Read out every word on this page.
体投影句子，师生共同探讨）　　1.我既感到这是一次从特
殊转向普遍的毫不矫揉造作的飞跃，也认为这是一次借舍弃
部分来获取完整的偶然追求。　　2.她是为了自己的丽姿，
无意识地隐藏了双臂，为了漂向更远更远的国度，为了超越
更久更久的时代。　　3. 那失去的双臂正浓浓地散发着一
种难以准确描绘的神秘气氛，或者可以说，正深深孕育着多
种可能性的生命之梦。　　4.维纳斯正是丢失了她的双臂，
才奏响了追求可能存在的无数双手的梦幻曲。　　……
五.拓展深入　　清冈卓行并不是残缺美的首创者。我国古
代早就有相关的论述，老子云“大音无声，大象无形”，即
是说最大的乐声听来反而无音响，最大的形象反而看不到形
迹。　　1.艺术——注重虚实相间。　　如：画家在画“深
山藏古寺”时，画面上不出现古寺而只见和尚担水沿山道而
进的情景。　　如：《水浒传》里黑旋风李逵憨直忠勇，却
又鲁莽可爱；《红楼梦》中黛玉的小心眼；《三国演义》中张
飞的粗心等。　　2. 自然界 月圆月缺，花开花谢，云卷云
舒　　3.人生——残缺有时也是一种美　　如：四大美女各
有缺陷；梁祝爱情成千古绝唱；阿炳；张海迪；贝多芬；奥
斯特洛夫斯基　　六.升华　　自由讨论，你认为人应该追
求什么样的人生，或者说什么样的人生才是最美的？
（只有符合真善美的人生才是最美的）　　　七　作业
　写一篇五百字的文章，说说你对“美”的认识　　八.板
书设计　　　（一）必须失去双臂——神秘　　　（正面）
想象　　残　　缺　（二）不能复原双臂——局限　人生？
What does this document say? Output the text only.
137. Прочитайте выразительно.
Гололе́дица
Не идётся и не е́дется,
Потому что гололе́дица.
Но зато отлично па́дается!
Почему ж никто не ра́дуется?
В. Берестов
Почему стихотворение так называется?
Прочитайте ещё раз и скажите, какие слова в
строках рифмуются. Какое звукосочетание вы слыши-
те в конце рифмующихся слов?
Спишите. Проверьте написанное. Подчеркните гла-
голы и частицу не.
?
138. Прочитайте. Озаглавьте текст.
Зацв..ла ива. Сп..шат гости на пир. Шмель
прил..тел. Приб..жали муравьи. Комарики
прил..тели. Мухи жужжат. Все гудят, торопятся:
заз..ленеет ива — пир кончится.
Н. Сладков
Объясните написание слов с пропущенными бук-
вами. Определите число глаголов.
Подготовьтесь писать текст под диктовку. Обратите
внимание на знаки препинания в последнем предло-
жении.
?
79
○ ○ ○
- Written problem: The entries above must be returned exactly.

- Task output:
Read out every word on this page.
体投影句子，师生共同探讨）　　1.我既感到这是一次从特
殊转向普遍的毫不矫揉造作的飞跃，也认为这是一次借舍弃
部分来获取完整的偶然追求。　　2.她是为了自己的丽姿，
无意识地隐藏了双臂，为了漂向更远更远的国度，为了超越
更久更久的时代。　　3. 那失去的双臂正浓浓地散发着一
种难以准确描绘的神秘气氛，或者可以说，正深深孕育着多
种可能性的生命之梦。　　4.维纳斯正是丢失了她的双臂，
才奏响了追求可能存在的无数双手的梦幻曲。　　……
五.拓展深入　　清冈卓行并不是残缺美的首创者。我国古
代早就有相关的论述，老子云“大音无声，大象无形”，即
是说最大的乐声听来反而无音响，最大的形象反而看不到形
迹。　　1.艺术——注重虚实相间。　　如：画家在画“深
山藏古寺”时，画面上不出现古寺而只见和尚担水沿山道而
进的情景。　　如：《水浒传》里黑旋风李逵憨直忠勇，却
又鲁莽可爱；《红楼梦》中黛玉的小心眼；《三国演义》中张
飞的粗心等。　　2. 自然界 月圆月缺，花开花谢，云卷云
舒　　3.人生——残缺有时也是一种美　　如：四大美女各
有缺陷；梁祝爱情成千古绝唱；阿炳；张海迪；贝多芬；奥
斯特洛夫斯基　　六.升华　　自由讨论，你认为人应该追
求什么样的人生，或者说什么样的人生才是最美的？
（只有符合真善美的人生才是最美的）　　　七　作业
　写一篇五百字的文章，说说你对“美”的认识　　八.板
书设计　　　（一）必须失去双臂——神秘　　　（正面）
想象　　残　　缺　（二）不能复原双臂——局限　人生？
What does this document say? Output the text only.
137. Прочитайте выразительно.
Гололе́дица
Не идётся и не е́дется,
Потому что гололе́дица.
Но зато отлично па́дается!
Почему ж никто не ра́дуется?
В. Берестов
Почему стихотворение так называется?
Прочитайте ещё раз и скажите, какие слова в
строках рифмуются. Какое звукосочетание вы слыши-
те в конце рифмующихся слов?
Спишите. Проверьте написанное. Подчеркните гла-
голы и частицу не.
?
138. Прочитайте. Озаглавьте текст.
Зацв..ла ива. Сп..шат гости на пир. Шмель
прил..тел. Приб..жали муравьи. Комарики
прил..тели. Мухи жужжат. Все гудят, торопятся:
заз..ленеет ива — пир кончится.
Н. Сладков
Объясните написание слов с пропущенными бук-
вами. Определите число глаголов.
Подготовьтесь писать текст под диктовку. Обратите
внимание на знаки препинания в последнем предло-
жении.
?
79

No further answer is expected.